ТЕКСТ:
==============================

«Хорошо, что я сижу дома. У меня онкология. Нужно же печь топить все время, иначе дом остывает», — Татьяна открывает заслонку и подкидывает в огонь деревянный брусок. Меня обдает жаром и древесным ароматом. Татьяна прерывает мои деревенские грезы: «Здесь же, на печке, мы еду готовим и воду греем из колодца, чтобы помыться. Дочь моя моется на работе, старший внук в колледже, а мы с младшим притаскиваем ванну и таз и моемся в кухне».
Водопровода в доме Татьяны нет, газа тоже, отопление печное, туалет в пристройке к сараю. Там же хранятся купленные на зиму дрова.
Татьяна живет в Южном Бутово, на Староникольской улице. До 1984 года эта улица была деревней Староникольское, потом ее присоединили к городу и переименовали. Этим, кажется, преображение деревни в город закончилось: из 97 домов коммунальных удобств нет ни в одном. Зато счета за тепло приходят жителям по столичному тарифу в 4,5 рубля за кВт/ч.
Дом Татьяны и Нины на Староникольской улице
Татьяна показывает мне в окно кухни маленькую пристройку к дому: «Здесь живет подполковник Юшин с женой и тремя детьми. Как они там помещаются, одному богу известно. Строиться ему не дают, квартиру получить не может. У нас хотя бы площадь большая».
В части дома, где живет Татьяна с дочерью и двумя внуками, кроме сеней и кухни — три маленькие комнаты: зал с ковром на стене и посудным шкафом, столовая и детская с одной кроватью, на которой, как говорит Татьяна, спят два внука — 10 и 17 лет. Тут же стоит включенный компьютер. «Пока внуков нет, вот села поиграть, — оправдывается Татьяна. — У нас интернет есть, но из-за самолетов постоянно происходят сбои связи».

==============================

ЦЕЛЬ УПРАЖНЕНИЯ:
Перепишите дословно фрагмент текста о Староникольской улице от слов «Водопровода в доме» до слов «рубля за кВт/ч.» включительно.

ПРЕДСТАВЛЕННЫЕ ДАННЫЕ:
==============================

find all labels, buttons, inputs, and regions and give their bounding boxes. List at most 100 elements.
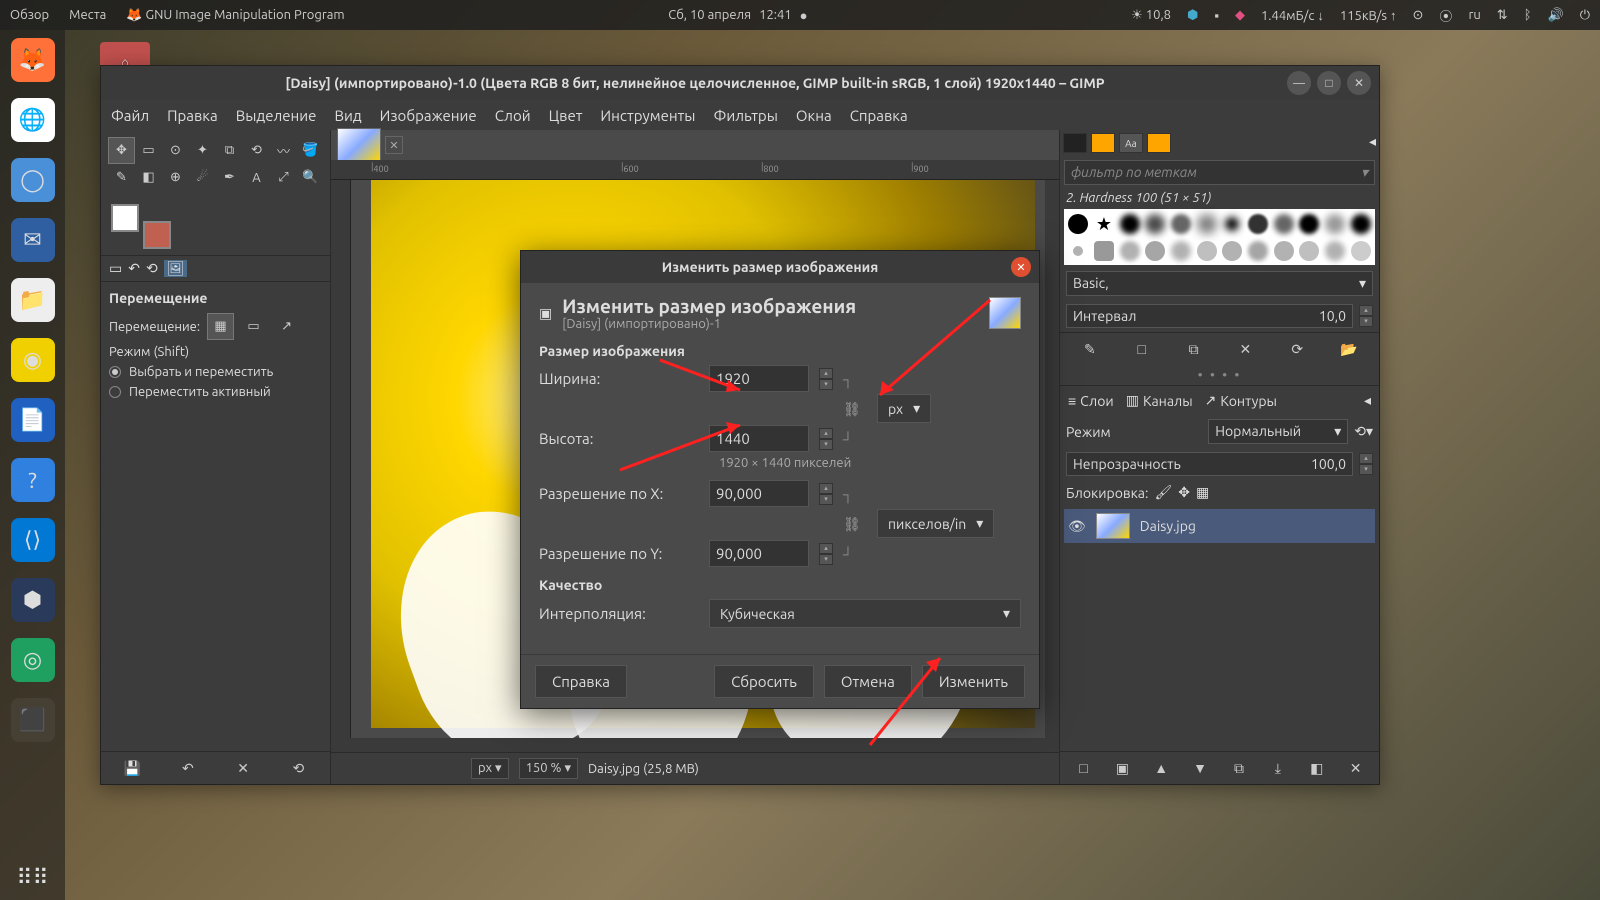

==============================

ОТВЕТ:
Водопровода в доме Татьяны нет, газа тоже, отопление печное, туалет в пристройке к сараю. Там же хранятся купленные на зиму дрова.
Татьяна живет в Южном Бутово, на Староникольской улице. До 1984 года эта улица была деревней Староникольское, потом ее присоединили к городу и переименовали. Этим, кажется, преображение деревни в город закончилось: из 97 домов коммунальных удобств нет ни в одном. Зато счета за тепло приходят жителям по столичному тарифу в 4,5 рубля за кВт/ч.